* [INPUT ROWS]
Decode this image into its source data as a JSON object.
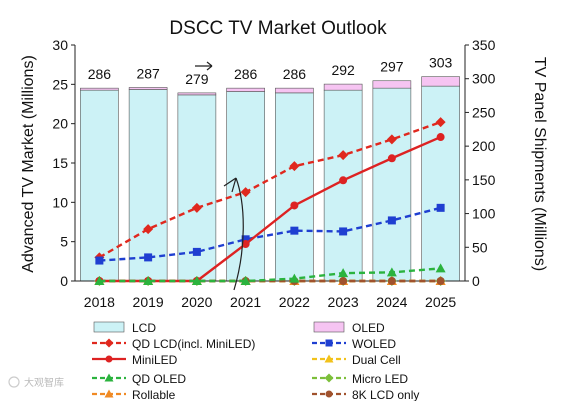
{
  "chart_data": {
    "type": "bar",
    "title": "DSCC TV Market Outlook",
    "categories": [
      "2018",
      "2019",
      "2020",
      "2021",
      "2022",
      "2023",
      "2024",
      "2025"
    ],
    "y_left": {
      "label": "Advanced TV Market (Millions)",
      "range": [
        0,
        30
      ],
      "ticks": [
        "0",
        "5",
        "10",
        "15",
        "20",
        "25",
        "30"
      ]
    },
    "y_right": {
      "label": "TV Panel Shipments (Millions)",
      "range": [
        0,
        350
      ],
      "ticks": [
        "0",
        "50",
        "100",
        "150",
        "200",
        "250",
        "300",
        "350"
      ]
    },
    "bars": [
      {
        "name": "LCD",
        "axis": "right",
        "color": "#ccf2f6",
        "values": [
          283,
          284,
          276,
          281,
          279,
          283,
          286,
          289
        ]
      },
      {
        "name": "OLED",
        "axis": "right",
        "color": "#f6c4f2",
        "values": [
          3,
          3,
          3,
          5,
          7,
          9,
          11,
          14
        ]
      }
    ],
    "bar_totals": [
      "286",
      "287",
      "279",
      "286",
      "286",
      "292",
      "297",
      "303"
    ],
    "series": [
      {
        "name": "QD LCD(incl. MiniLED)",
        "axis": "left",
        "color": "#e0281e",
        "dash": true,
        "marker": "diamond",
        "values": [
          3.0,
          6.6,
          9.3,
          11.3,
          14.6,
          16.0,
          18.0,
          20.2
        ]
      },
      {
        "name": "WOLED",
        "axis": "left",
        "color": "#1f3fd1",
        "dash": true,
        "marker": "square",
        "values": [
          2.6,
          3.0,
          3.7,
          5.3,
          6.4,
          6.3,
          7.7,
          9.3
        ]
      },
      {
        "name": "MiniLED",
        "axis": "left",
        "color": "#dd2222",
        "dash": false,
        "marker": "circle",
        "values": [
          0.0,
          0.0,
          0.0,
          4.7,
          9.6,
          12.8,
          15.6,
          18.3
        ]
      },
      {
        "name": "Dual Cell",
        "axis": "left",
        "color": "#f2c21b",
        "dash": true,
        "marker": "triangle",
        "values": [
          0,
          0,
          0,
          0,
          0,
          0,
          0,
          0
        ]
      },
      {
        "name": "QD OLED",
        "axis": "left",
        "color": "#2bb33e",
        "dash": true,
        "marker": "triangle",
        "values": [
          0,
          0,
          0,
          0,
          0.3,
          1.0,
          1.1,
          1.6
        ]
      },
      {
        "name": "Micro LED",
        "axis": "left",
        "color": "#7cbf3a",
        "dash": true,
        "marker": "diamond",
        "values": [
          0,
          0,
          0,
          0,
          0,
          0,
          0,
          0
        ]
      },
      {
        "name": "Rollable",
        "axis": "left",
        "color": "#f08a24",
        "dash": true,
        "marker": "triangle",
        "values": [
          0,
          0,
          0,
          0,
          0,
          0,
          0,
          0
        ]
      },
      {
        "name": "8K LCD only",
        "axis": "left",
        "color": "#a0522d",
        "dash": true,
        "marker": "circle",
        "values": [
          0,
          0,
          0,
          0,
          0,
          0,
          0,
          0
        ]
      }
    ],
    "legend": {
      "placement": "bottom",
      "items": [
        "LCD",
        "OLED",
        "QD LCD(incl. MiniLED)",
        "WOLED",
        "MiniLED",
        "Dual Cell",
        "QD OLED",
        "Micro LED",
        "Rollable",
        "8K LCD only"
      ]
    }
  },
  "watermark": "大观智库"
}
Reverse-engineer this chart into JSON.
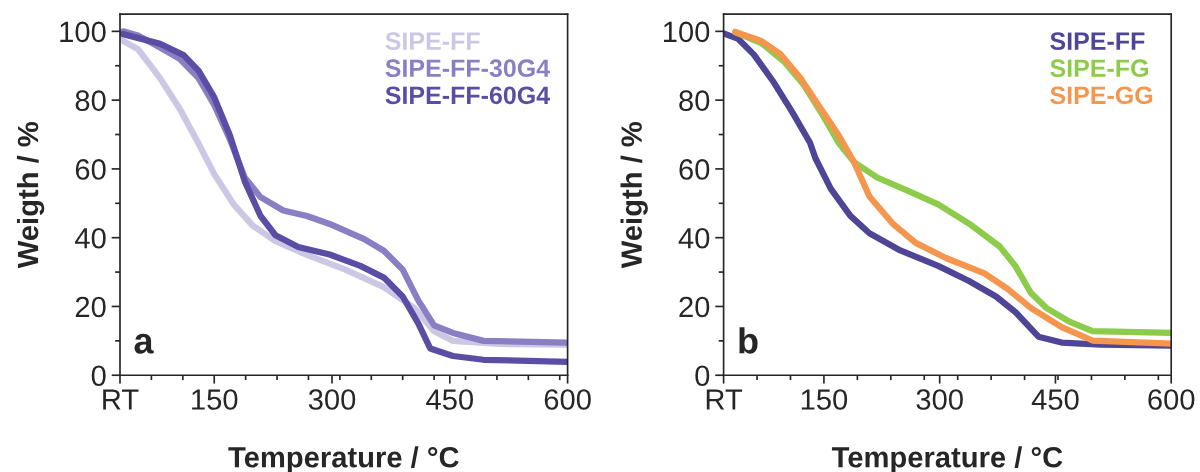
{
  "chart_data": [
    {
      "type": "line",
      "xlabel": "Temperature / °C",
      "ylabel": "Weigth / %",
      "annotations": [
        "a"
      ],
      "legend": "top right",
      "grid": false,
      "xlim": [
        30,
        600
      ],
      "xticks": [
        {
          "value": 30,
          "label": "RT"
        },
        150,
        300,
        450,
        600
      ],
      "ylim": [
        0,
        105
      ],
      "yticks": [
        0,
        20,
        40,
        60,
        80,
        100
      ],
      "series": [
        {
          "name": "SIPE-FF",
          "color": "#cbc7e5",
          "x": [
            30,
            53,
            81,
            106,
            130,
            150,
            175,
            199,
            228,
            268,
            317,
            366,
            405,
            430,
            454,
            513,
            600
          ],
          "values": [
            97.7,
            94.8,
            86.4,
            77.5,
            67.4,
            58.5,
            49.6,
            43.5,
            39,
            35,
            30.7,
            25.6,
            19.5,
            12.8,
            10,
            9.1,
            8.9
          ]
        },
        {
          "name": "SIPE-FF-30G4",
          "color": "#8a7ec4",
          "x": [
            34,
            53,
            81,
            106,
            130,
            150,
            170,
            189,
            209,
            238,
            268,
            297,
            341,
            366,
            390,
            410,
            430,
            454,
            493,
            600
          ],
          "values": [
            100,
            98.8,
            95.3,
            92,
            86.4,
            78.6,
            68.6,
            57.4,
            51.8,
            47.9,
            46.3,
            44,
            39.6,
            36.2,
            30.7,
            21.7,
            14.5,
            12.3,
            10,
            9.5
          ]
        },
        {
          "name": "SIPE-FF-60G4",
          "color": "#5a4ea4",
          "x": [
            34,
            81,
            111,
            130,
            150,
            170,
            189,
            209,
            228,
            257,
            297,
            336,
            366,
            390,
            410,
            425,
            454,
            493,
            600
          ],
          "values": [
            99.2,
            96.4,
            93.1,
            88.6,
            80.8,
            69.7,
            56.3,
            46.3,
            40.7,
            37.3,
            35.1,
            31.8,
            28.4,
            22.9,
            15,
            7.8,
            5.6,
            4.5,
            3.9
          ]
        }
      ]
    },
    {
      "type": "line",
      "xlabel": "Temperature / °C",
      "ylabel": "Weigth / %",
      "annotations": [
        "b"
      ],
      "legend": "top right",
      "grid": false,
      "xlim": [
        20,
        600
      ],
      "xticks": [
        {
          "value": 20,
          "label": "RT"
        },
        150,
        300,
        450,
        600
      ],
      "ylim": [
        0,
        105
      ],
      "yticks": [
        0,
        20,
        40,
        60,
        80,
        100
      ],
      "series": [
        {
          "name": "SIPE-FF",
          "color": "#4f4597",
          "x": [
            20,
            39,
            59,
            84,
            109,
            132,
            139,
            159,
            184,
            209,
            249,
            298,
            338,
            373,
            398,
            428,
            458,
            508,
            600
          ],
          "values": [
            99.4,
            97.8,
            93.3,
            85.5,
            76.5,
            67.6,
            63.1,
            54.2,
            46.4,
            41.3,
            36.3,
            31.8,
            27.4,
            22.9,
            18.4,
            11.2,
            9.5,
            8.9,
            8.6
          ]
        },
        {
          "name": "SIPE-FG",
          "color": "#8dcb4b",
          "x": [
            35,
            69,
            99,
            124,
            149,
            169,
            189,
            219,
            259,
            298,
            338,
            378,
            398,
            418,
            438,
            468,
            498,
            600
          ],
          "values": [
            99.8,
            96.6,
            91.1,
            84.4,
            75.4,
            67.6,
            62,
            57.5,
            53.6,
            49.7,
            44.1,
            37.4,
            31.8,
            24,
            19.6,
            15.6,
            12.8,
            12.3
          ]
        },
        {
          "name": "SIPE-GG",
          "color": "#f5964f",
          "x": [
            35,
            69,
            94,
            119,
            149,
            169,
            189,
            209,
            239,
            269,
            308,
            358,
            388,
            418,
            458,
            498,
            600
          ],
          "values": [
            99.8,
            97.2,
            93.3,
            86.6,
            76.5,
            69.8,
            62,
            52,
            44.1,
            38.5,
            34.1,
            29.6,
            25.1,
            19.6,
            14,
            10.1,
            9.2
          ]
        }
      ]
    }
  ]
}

* [WHAT IS REQUIRED] Repeat each entry exactly as it appears; skip any picture.

* [THE RESPONSE]
Decode this image into its source data as a JSON object.
{
  "chart_data": {
    "type": "bar",
    "title": "DSCC TV Market Outlook",
    "categories": [
      "2018",
      "2019",
      "2020",
      "2021",
      "2022",
      "2023",
      "2024",
      "2025"
    ],
    "y_left": {
      "label": "Advanced TV Market (Millions)",
      "range": [
        0,
        30
      ],
      "ticks": [
        "0",
        "5",
        "10",
        "15",
        "20",
        "25",
        "30"
      ]
    },
    "y_right": {
      "label": "TV Panel Shipments (Millions)",
      "range": [
        0,
        350
      ],
      "ticks": [
        "0",
        "50",
        "100",
        "150",
        "200",
        "250",
        "300",
        "350"
      ]
    },
    "bars": [
      {
        "name": "LCD",
        "axis": "right",
        "color": "#ccf2f6",
        "values": [
          283,
          284,
          276,
          281,
          279,
          283,
          286,
          289
        ]
      },
      {
        "name": "OLED",
        "axis": "right",
        "color": "#f6c4f2",
        "values": [
          3,
          3,
          3,
          5,
          7,
          9,
          11,
          14
        ]
      }
    ],
    "bar_totals": [
      "286",
      "287",
      "279",
      "286",
      "286",
      "292",
      "297",
      "303"
    ],
    "series": [
      {
        "name": "QD LCD(incl. MiniLED)",
        "axis": "left",
        "color": "#e0281e",
        "dash": true,
        "marker": "diamond",
        "values": [
          3.0,
          6.6,
          9.3,
          11.3,
          14.6,
          16.0,
          18.0,
          20.2
        ]
      },
      {
        "name": "WOLED",
        "axis": "left",
        "color": "#1f3fd1",
        "dash": true,
        "marker": "square",
        "values": [
          2.6,
          3.0,
          3.7,
          5.3,
          6.4,
          6.3,
          7.7,
          9.3
        ]
      },
      {
        "name": "MiniLED",
        "axis": "left",
        "color": "#dd2222",
        "dash": false,
        "marker": "circle",
        "values": [
          0.0,
          0.0,
          0.0,
          4.7,
          9.6,
          12.8,
          15.6,
          18.3
        ]
      },
      {
        "name": "Dual Cell",
        "axis": "left",
        "color": "#f2c21b",
        "dash": true,
        "marker": "triangle",
        "values": [
          0,
          0,
          0,
          0,
          0,
          0,
          0,
          0
        ]
      },
      {
        "name": "QD OLED",
        "axis": "left",
        "color": "#2bb33e",
        "dash": true,
        "marker": "triangle",
        "values": [
          0,
          0,
          0,
          0,
          0.3,
          1.0,
          1.1,
          1.6
        ]
      },
      {
        "name": "Micro LED",
        "axis": "left",
        "color": "#7cbf3a",
        "dash": true,
        "marker": "diamond",
        "values": [
          0,
          0,
          0,
          0,
          0,
          0,
          0,
          0
        ]
      },
      {
        "name": "Rollable",
        "axis": "left",
        "color": "#f08a24",
        "dash": true,
        "marker": "triangle",
        "values": [
          0,
          0,
          0,
          0,
          0,
          0,
          0,
          0
        ]
      },
      {
        "name": "8K LCD only",
        "axis": "left",
        "color": "#a0522d",
        "dash": true,
        "marker": "circle",
        "values": [
          0,
          0,
          0,
          0,
          0,
          0,
          0,
          0
        ]
      }
    ],
    "legend": {
      "placement": "bottom",
      "items": [
        "LCD",
        "OLED",
        "QD LCD(incl. MiniLED)",
        "WOLED",
        "MiniLED",
        "Dual Cell",
        "QD OLED",
        "Micro LED",
        "Rollable",
        "8K LCD only"
      ]
    }
  },
  "watermark": "大观智库"
}
Reverse-engineer this chart into JSON.
{
  "chart_data": [
    {
      "type": "line",
      "xlabel": "Temperature / °C",
      "ylabel": "Weigth / %",
      "annotations": [
        "a"
      ],
      "legend": "top right",
      "grid": false,
      "xlim": [
        30,
        600
      ],
      "xticks": [
        {
          "value": 30,
          "label": "RT"
        },
        150,
        300,
        450,
        600
      ],
      "ylim": [
        0,
        105
      ],
      "yticks": [
        0,
        20,
        40,
        60,
        80,
        100
      ],
      "series": [
        {
          "name": "SIPE-FF",
          "color": "#cbc7e5",
          "x": [
            30,
            53,
            81,
            106,
            130,
            150,
            175,
            199,
            228,
            268,
            317,
            366,
            405,
            430,
            454,
            513,
            600
          ],
          "values": [
            97.7,
            94.8,
            86.4,
            77.5,
            67.4,
            58.5,
            49.6,
            43.5,
            39,
            35,
            30.7,
            25.6,
            19.5,
            12.8,
            10,
            9.1,
            8.9
          ]
        },
        {
          "name": "SIPE-FF-30G4",
          "color": "#8a7ec4",
          "x": [
            34,
            53,
            81,
            106,
            130,
            150,
            170,
            189,
            209,
            238,
            268,
            297,
            341,
            366,
            390,
            410,
            430,
            454,
            493,
            600
          ],
          "values": [
            100,
            98.8,
            95.3,
            92,
            86.4,
            78.6,
            68.6,
            57.4,
            51.8,
            47.9,
            46.3,
            44,
            39.6,
            36.2,
            30.7,
            21.7,
            14.5,
            12.3,
            10,
            9.5
          ]
        },
        {
          "name": "SIPE-FF-60G4",
          "color": "#5a4ea4",
          "x": [
            34,
            81,
            111,
            130,
            150,
            170,
            189,
            209,
            228,
            257,
            297,
            336,
            366,
            390,
            410,
            425,
            454,
            493,
            600
          ],
          "values": [
            99.2,
            96.4,
            93.1,
            88.6,
            80.8,
            69.7,
            56.3,
            46.3,
            40.7,
            37.3,
            35.1,
            31.8,
            28.4,
            22.9,
            15,
            7.8,
            5.6,
            4.5,
            3.9
          ]
        }
      ]
    },
    {
      "type": "line",
      "xlabel": "Temperature / °C",
      "ylabel": "Weigth / %",
      "annotations": [
        "b"
      ],
      "legend": "top right",
      "grid": false,
      "xlim": [
        20,
        600
      ],
      "xticks": [
        {
          "value": 20,
          "label": "RT"
        },
        150,
        300,
        450,
        600
      ],
      "ylim": [
        0,
        105
      ],
      "yticks": [
        0,
        20,
        40,
        60,
        80,
        100
      ],
      "series": [
        {
          "name": "SIPE-FF",
          "color": "#4f4597",
          "x": [
            20,
            39,
            59,
            84,
            109,
            132,
            139,
            159,
            184,
            209,
            249,
            298,
            338,
            373,
            398,
            428,
            458,
            508,
            600
          ],
          "values": [
            99.4,
            97.8,
            93.3,
            85.5,
            76.5,
            67.6,
            63.1,
            54.2,
            46.4,
            41.3,
            36.3,
            31.8,
            27.4,
            22.9,
            18.4,
            11.2,
            9.5,
            8.9,
            8.6
          ]
        },
        {
          "name": "SIPE-FG",
          "color": "#8dcb4b",
          "x": [
            35,
            69,
            99,
            124,
            149,
            169,
            189,
            219,
            259,
            298,
            338,
            378,
            398,
            418,
            438,
            468,
            498,
            600
          ],
          "values": [
            99.8,
            96.6,
            91.1,
            84.4,
            75.4,
            67.6,
            62,
            57.5,
            53.6,
            49.7,
            44.1,
            37.4,
            31.8,
            24,
            19.6,
            15.6,
            12.8,
            12.3
          ]
        },
        {
          "name": "SIPE-GG",
          "color": "#f5964f",
          "x": [
            35,
            69,
            94,
            119,
            149,
            169,
            189,
            209,
            239,
            269,
            308,
            358,
            388,
            418,
            458,
            498,
            600
          ],
          "values": [
            99.8,
            97.2,
            93.3,
            86.6,
            76.5,
            69.8,
            62,
            52,
            44.1,
            38.5,
            34.1,
            29.6,
            25.1,
            19.6,
            14,
            10.1,
            9.2
          ]
        }
      ]
    }
  ]
}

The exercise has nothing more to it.